◆ **Liste des exercices**:
1) Relevez chaque pourcentage distinct cité dans le texte sur la rente de retraite, en ne notant chacun qu'une seule fois.
2) Veuillez recopier le passage du texte sur la rente de retraite, depuis « Vérifier si votre » jusqu'à « grapiller votre pouvoir d’achat. ».

◆ **Texte à étudier**:
####################
Simulateur rentier : comment savoir si votre capital va tenir

Vous avez un capital et vous vous demandez s’il tiendra sur toute votre retraite mais combien pouvez-vous prélever en sans faire banqueroute en préservant votre pouvoir d’achat.

Un même rendement moyen peut mener à des résultats radicalement différents selon  si vous commencez par une bonne ou une mauvaise année. Deux personnes parties avec le même capital et le même rendement moyen sur 30 ans peuvent ainsi finir dans des situations opposées. 

Vérifier si votre rente est tenable : la simulation de Monte-Carlo

Le risque de séquence : pourquoi l’ordre des rendements compte plus que leur moyenne

Un calcul de rente classique applique le même rendement chaque année : 5 %, puis 5 %, puis 5 %. Ce n’est pas ainsi que fonctionnent les marchés. Une année peut afficher +20 %, la suivante -15 %, avec une moyenne proche de 5 % sur la durée totale. Et surtout l’inflation va grapiller votre pouvoir d’achat.

Un krach la première année, au moment où vous vendez des titres pour vous verser une rente, entame durablement le capital restant. Vous vendez plus de parts pour obtenir la même somme, ce qui réduit d’autant la base qui pourra profiter du rebond. Le même krach survenant quinze ans plus tard, sur un capital déjà entamé par des années de retraits mais aussi par des années de gains, a un impact bien moindre.
####################
◆ **Données extraites**:
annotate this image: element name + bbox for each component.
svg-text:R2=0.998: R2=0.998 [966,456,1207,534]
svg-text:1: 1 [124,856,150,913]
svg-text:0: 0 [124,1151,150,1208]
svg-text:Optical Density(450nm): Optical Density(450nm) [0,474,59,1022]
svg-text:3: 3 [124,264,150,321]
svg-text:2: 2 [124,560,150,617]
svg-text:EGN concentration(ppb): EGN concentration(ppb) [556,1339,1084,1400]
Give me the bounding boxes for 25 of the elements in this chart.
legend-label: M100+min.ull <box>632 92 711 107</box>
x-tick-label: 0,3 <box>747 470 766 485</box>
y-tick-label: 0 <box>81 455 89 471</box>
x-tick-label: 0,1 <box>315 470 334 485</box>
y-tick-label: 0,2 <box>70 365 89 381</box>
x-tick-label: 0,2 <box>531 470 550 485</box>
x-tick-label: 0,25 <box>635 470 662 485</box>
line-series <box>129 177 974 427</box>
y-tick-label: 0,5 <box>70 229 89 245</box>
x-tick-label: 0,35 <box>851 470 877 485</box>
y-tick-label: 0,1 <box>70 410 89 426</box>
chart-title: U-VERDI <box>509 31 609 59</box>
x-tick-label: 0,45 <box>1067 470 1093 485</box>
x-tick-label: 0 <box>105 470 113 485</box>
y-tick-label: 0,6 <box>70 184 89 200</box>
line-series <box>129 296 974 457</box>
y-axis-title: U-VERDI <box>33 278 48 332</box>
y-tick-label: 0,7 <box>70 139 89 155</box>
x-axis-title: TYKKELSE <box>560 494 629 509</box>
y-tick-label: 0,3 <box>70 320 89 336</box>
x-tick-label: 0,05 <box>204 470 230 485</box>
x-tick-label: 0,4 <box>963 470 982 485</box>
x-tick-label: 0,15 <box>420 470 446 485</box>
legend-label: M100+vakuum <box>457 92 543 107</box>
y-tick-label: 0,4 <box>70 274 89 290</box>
####################
◆ **Réponses par exercice**:
1) 5 %, +20 %, -15 %

2)
Vérifier si votre rente est tenable : la simulation de Monte-Carlo

Le risque de séquence : pourquoi l’ordre des rendements compte plus que leur moyenne

Un calcul de rente classique applique le même rendement chaque année : 5 %, puis 5 %, puis 5 %. Ce n’est pas ainsi que fonctionnent les marchés. Une année peut afficher +20 %, la suivante -15 %, avec une moyenne proche de 5 % sur la durée totale. Et surtout l’inflation va grapiller votre pouvoir d’achat.